§ **The task**
Sift the material for lines containing "JSON", and return them.

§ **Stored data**
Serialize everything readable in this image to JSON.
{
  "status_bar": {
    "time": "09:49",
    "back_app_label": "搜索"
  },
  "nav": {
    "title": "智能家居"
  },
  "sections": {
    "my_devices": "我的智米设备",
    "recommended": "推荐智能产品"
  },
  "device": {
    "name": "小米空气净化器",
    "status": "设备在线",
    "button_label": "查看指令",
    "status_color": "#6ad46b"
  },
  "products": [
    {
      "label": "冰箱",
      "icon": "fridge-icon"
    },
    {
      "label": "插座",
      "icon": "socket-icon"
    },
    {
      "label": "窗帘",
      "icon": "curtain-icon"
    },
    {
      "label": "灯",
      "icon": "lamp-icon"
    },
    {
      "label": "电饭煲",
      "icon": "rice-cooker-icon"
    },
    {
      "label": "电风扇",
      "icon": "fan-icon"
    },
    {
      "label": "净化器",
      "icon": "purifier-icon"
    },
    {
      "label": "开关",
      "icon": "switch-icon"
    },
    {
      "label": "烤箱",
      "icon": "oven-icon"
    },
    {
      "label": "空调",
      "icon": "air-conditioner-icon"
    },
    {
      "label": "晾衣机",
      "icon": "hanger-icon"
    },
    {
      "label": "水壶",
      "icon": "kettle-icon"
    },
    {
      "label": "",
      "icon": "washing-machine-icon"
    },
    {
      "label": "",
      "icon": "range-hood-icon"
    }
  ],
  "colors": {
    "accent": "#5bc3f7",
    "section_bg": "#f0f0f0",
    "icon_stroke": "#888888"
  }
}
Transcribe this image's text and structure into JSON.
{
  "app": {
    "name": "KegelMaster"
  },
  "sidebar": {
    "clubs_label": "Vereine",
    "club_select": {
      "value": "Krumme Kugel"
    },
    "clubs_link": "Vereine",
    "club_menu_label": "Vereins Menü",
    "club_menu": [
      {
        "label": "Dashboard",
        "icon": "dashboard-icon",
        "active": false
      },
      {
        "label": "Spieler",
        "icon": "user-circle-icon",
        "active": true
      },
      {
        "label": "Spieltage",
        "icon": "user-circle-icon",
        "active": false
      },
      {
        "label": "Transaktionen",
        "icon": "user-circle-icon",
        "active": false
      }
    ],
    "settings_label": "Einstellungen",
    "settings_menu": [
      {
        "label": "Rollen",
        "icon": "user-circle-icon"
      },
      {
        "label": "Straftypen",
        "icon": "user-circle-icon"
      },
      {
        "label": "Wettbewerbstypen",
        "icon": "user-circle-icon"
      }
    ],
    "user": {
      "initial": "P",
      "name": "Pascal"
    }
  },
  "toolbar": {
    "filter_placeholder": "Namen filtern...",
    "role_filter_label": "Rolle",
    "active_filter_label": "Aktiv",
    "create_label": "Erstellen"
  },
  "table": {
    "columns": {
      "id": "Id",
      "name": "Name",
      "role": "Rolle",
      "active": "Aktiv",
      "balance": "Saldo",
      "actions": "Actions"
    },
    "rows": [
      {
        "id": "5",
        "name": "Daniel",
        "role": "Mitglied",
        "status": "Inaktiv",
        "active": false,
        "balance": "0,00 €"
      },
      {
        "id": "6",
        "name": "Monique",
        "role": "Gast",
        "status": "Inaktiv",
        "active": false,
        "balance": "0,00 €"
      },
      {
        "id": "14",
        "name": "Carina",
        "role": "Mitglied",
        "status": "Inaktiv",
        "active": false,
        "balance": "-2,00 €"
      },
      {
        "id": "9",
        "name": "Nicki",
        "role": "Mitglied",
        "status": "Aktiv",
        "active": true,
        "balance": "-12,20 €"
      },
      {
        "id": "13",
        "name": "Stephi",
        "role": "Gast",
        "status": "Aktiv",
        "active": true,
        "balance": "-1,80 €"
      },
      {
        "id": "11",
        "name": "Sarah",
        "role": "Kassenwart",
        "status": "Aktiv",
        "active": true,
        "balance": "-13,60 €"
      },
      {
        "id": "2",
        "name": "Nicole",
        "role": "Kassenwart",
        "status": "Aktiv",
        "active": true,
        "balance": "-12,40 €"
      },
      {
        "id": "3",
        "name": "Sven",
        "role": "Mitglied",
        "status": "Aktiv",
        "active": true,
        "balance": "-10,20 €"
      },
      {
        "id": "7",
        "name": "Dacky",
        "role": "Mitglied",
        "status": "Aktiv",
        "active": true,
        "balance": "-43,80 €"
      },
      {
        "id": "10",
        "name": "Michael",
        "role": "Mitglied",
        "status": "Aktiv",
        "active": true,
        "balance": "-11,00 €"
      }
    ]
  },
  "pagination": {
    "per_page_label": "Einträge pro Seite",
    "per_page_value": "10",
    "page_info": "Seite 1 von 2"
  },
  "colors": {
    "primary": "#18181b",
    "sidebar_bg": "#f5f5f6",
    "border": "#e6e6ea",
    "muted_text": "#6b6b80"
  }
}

§ **Exercise output**
Serialize everything readable in this image to JSON.
Transcribe this image's text and structure into JSON.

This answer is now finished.